Task to carry out
Exclude any images and output the remaining records exactly.

Dataset items
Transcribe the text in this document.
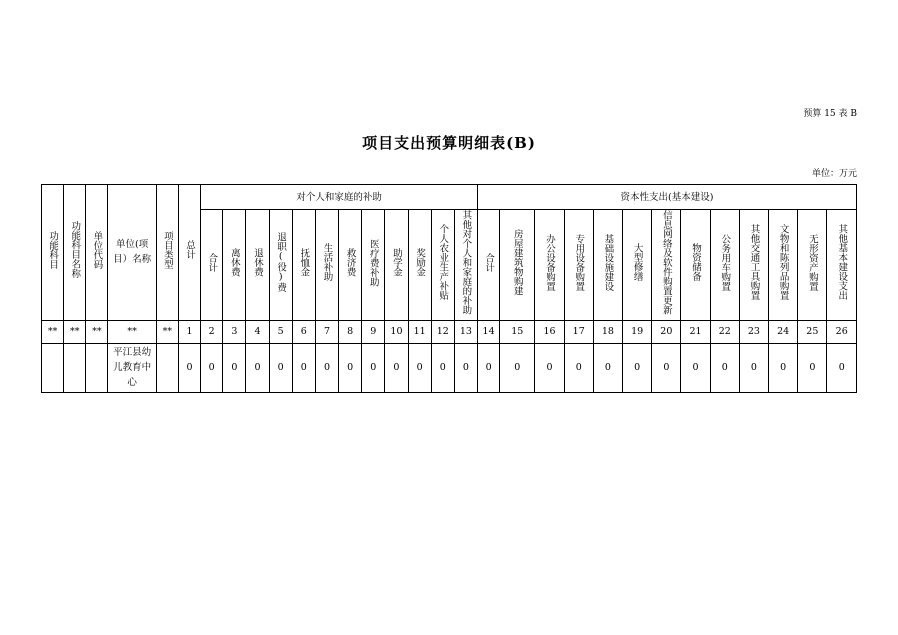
预算 15 表 B
项目支出预算明细表(B)
单位：万元
功能科目	功能科目名称	单位代码	单位(项目）名称	项目类型	总计	对个人和家庭的补助												资本性支出(基本建设)												
						合计	离休费	退休费	退职(役)费	抚恤金	生活补助	救济费	医疗费补助	助学金	奖励金	个人农业生产补贴	其他对个人和家庭的补助	合计	房屋建筑物购建	办公设备购置	专用设备购置	基础设施建设	大型修缮	信息网络及软件购置更新	物资储备	公务用车购置	其他交通工具购置	文物和陈列品购置	无形资产购置	其他基本建设支出
**	**	**	**	**	1	2	3	4	5	6	7	8	9	10	11	12	13	14	15	16	17	18	19	20	21	22	23	24	25	26
			平江县幼儿教育中心		0	0	0	0	0	0	0	0	0	0	0	0	0	0	0	0	0	0	0	0	0	0	0	0	0	0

Expected answer
Transcribe the text in this document.
预算 15 表 B
项目支出预算明细表(B)
单位：万元
功能科目	功能科目名称	单位代码	单位(项目）名称	项目类型	总计	对个人和家庭的补助												资本性支出(基本建设)												
						合计	离休费	退休费	退职(役)费	抚恤金	生活补助	救济费	医疗费补助	助学金	奖励金	个人农业生产补贴	其他对个人和家庭的补助	合计	房屋建筑物购建	办公设备购置	专用设备购置	基础设施建设	大型修缮	信息网络及软件购置更新	物资储备	公务用车购置	其他交通工具购置	文物和陈列品购置	无形资产购置	其他基本建设支出
**	**	**	**	**	1	2	3	4	5	6	7	8	9	10	11	12	13	14	15	16	17	18	19	20	21	22	23	24	25	26
			平江县幼儿教育中心		0	0	0	0	0	0	0	0	0	0	0	0	0	0	0	0	0	0	0	0	0	0	0	0	0	0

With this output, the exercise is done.